> [TASK REQUIREMENTS]: Identify all lines in the listing that include the word "Rise", and copy them out.

*** WORKING DATA

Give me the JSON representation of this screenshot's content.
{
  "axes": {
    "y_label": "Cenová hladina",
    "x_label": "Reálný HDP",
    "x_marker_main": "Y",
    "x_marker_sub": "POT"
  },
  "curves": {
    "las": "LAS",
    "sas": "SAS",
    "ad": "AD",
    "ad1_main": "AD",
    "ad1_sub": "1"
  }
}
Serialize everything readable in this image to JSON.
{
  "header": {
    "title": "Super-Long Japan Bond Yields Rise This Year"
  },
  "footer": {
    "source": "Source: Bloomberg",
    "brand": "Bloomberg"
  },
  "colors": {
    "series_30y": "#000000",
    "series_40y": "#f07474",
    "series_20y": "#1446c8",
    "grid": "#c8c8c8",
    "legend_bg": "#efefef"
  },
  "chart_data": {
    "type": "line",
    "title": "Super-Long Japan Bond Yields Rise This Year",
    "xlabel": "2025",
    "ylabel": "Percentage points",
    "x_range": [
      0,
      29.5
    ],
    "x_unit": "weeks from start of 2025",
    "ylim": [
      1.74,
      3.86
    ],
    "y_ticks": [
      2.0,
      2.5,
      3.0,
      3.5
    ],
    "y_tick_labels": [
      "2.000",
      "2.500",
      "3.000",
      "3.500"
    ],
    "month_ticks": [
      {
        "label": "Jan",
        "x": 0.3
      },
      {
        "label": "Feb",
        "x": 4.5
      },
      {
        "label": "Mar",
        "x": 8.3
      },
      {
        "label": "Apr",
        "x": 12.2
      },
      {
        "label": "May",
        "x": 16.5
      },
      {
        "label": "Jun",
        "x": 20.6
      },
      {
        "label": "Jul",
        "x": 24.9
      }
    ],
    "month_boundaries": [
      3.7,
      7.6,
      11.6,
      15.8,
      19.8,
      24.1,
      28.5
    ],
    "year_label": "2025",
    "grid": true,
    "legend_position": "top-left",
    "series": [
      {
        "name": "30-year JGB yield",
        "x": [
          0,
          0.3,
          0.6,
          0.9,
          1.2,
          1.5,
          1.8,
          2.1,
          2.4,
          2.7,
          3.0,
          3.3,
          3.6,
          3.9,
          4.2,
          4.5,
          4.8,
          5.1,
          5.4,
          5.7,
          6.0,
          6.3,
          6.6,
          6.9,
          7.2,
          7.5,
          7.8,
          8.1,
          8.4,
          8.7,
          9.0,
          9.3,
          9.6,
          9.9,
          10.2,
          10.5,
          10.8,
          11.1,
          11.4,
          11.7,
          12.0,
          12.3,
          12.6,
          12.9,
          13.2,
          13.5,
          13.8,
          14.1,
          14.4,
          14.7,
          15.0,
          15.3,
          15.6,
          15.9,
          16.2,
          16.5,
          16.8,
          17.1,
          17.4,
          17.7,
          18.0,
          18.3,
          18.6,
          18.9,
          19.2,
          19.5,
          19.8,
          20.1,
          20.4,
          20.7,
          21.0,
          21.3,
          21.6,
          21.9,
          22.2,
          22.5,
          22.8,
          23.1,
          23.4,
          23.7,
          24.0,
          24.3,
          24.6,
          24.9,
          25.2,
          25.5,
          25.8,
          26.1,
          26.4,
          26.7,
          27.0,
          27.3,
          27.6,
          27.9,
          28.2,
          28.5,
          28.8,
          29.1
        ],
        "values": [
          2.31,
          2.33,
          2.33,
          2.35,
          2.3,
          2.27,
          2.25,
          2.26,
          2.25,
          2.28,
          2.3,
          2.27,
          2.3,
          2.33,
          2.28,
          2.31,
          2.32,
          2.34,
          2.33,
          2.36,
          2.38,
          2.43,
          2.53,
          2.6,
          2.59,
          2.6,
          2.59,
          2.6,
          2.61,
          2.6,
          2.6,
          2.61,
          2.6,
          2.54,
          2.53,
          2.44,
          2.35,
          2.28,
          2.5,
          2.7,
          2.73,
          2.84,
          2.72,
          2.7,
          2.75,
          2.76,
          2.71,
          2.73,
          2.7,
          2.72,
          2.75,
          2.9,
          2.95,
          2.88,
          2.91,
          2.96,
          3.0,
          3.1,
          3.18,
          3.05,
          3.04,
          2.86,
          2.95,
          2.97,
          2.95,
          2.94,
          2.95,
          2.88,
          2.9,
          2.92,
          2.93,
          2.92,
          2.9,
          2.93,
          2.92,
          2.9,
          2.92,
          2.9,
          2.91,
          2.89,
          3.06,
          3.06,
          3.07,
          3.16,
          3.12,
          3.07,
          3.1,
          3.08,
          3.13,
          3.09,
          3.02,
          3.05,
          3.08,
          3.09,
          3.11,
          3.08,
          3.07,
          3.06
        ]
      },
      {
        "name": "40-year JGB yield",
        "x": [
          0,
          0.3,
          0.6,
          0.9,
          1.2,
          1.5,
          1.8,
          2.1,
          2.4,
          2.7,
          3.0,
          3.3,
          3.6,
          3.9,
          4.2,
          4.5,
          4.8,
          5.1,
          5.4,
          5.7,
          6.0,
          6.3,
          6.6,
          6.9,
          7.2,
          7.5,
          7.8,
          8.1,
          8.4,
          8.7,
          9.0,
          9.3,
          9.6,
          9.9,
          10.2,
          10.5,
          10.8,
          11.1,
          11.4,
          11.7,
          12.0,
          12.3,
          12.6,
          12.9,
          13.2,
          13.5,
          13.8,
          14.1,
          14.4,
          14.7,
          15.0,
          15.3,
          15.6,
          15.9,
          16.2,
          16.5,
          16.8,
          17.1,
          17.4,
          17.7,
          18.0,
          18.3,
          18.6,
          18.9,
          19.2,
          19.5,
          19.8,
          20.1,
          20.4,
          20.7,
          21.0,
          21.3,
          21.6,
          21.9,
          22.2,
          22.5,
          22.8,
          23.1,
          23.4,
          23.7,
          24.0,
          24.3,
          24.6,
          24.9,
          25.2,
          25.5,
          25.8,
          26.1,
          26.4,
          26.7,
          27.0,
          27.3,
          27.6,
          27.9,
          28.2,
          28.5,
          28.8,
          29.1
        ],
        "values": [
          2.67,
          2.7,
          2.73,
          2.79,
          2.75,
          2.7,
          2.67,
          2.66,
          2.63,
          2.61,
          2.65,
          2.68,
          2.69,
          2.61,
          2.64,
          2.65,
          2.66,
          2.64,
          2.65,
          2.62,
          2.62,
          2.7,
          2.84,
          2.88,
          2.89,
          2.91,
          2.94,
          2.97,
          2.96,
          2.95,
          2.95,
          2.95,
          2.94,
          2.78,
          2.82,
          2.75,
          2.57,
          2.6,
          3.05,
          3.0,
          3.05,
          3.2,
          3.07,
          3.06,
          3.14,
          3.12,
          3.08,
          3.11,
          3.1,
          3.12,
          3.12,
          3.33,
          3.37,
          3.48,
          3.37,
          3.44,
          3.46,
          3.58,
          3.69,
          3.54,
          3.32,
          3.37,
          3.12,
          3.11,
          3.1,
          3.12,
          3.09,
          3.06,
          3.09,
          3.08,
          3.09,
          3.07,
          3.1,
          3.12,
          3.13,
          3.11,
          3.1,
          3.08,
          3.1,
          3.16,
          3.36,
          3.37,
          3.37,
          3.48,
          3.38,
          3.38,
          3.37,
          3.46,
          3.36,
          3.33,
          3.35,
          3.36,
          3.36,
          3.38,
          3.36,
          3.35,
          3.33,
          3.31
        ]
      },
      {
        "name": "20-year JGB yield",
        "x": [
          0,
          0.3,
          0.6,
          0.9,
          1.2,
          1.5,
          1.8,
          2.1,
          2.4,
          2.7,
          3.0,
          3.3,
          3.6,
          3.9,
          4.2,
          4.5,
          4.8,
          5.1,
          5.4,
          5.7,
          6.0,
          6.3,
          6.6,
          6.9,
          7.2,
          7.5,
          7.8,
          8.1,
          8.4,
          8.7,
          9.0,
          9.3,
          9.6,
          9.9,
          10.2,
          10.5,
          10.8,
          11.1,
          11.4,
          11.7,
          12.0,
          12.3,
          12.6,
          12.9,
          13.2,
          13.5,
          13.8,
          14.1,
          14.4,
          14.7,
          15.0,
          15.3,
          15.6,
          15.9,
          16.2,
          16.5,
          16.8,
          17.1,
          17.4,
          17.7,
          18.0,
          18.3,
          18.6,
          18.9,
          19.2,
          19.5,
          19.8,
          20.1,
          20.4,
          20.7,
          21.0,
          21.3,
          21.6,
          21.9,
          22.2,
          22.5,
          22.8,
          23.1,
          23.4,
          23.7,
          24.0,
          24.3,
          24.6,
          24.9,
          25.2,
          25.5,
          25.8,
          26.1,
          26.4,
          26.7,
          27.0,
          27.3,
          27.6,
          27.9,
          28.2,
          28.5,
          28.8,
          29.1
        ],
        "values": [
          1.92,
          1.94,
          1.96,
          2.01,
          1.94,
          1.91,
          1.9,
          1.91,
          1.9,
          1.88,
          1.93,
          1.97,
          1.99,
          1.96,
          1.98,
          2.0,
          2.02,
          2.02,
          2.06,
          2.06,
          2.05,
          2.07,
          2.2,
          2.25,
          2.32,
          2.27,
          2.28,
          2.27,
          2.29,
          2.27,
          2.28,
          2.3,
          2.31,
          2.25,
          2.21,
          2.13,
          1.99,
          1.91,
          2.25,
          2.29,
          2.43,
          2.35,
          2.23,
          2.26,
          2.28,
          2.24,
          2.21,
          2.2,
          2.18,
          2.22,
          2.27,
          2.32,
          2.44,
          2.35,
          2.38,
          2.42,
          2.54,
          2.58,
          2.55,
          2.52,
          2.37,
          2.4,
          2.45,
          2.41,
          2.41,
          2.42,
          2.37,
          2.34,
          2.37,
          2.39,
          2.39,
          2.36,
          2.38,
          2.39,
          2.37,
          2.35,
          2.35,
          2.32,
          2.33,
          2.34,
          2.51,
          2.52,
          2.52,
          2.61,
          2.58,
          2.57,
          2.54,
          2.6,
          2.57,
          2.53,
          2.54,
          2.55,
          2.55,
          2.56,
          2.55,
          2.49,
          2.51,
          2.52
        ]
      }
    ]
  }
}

******

> [WORKED SOLUTION]:
    "title": "Super-Long Japan Bond Yields Rise This Year"
    "title": "Super-Long Japan Bond Yields Rise This Year",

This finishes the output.